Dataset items
[START]
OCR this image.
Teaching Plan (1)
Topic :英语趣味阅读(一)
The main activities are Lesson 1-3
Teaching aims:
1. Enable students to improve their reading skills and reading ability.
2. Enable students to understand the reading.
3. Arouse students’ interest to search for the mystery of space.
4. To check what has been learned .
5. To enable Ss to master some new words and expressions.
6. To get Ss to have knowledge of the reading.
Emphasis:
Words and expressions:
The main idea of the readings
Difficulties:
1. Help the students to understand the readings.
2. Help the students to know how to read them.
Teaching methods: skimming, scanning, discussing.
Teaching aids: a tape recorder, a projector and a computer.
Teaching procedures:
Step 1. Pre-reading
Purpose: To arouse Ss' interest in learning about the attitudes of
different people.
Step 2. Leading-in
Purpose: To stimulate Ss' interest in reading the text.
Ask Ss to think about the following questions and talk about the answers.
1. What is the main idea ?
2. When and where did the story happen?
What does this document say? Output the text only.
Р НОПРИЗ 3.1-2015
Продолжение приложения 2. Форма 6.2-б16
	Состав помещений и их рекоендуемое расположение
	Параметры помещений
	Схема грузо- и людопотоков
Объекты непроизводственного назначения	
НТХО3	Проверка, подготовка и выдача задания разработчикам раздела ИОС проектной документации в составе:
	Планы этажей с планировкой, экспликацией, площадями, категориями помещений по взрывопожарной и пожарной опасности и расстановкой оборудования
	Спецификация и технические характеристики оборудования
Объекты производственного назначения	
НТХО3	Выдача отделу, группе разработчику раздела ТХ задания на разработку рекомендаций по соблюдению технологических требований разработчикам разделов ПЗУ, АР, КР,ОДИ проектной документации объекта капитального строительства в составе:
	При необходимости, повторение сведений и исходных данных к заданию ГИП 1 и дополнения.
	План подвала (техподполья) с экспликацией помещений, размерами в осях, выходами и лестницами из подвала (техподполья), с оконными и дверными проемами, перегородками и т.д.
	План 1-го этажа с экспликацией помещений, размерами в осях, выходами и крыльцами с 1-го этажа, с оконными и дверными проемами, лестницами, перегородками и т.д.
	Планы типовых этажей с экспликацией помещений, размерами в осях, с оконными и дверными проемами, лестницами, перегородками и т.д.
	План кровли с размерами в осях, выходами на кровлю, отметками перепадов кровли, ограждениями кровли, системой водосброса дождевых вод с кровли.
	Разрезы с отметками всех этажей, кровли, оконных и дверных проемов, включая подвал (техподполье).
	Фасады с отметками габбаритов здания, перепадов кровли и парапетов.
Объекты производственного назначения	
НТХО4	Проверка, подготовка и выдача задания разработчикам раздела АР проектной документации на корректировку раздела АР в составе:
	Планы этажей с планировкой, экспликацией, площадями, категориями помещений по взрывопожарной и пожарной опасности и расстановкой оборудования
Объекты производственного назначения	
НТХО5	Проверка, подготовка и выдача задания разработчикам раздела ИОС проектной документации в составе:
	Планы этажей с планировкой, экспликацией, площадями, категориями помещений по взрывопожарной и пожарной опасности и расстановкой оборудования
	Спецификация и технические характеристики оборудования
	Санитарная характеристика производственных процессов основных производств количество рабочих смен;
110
[END]
Objective: Copy out the whole listing exactly as written.

Response to the task:
OCR this image.
Teaching Plan (1)
Topic :英语趣味阅读(一)
The main activities are Lesson 1-3
Teaching aims:
1. Enable students to improve their reading skills and reading ability.
2. Enable students to understand the reading.
3. Arouse students’ interest to search for the mystery of space.
4. To check what has been learned .
5. To enable Ss to master some new words and expressions.
6. To get Ss to have knowledge of the reading.
Emphasis:
Words and expressions:
The main idea of the readings
Difficulties:
1. Help the students to understand the readings.
2. Help the students to know how to read them.
Teaching methods: skimming, scanning, discussing.
Teaching aids: a tape recorder, a projector and a computer.
Teaching procedures:
Step 1. Pre-reading
Purpose: To arouse Ss' interest in learning about the attitudes of
different people.
Step 2. Leading-in
Purpose: To stimulate Ss' interest in reading the text.
Ask Ss to think about the following questions and talk about the answers.
1. What is the main idea ?
2. When and where did the story happen?
What does this document say? Output the text only.
Р НОПРИЗ 3.1-2015
Продолжение приложения 2. Форма 6.2-б16
	Состав помещений и их рекоендуемое расположение
	Параметры помещений
	Схема грузо- и людопотоков
Объекты непроизводственного назначения	
НТХО3	Проверка, подготовка и выдача задания разработчикам раздела ИОС проектной документации в составе:
	Планы этажей с планировкой, экспликацией, площадями, категориями помещений по взрывопожарной и пожарной опасности и расстановкой оборудования
	Спецификация и технические характеристики оборудования
Объекты производственного назначения	
НТХО3	Выдача отделу, группе разработчику раздела ТХ задания на разработку рекомендаций по соблюдению технологических требований разработчикам разделов ПЗУ, АР, КР,ОДИ проектной документации объекта капитального строительства в составе:
	При необходимости, повторение сведений и исходных данных к заданию ГИП 1 и дополнения.
	План подвала (техподполья) с экспликацией помещений, размерами в осях, выходами и лестницами из подвала (техподполья), с оконными и дверными проемами, перегородками и т.д.
	План 1-го этажа с экспликацией помещений, размерами в осях, выходами и крыльцами с 1-го этажа, с оконными и дверными проемами, лестницами, перегородками и т.д.
	Планы типовых этажей с экспликацией помещений, размерами в осях, с оконными и дверными проемами, лестницами, перегородками и т.д.
	План кровли с размерами в осях, выходами на кровлю, отметками перепадов кровли, ограждениями кровли, системой водосброса дождевых вод с кровли.
	Разрезы с отметками всех этажей, кровли, оконных и дверных проемов, включая подвал (техподполье).
	Фасады с отметками габбаритов здания, перепадов кровли и парапетов.
Объекты производственного назначения	
НТХО4	Проверка, подготовка и выдача задания разработчикам раздела АР проектной документации на корректировку раздела АР в составе:
	Планы этажей с планировкой, экспликацией, площадями, категориями помещений по взрывопожарной и пожарной опасности и расстановкой оборудования
Объекты производственного назначения	
НТХО5	Проверка, подготовка и выдача задания разработчикам раздела ИОС проектной документации в составе:
	Планы этажей с планировкой, экспликацией, площадями, категориями помещений по взрывопожарной и пожарной опасности и расстановкой оборудования
	Спецификация и технические характеристики оборудования
	Санитарная характеристика производственных процессов основных производств количество рабочих смен;
110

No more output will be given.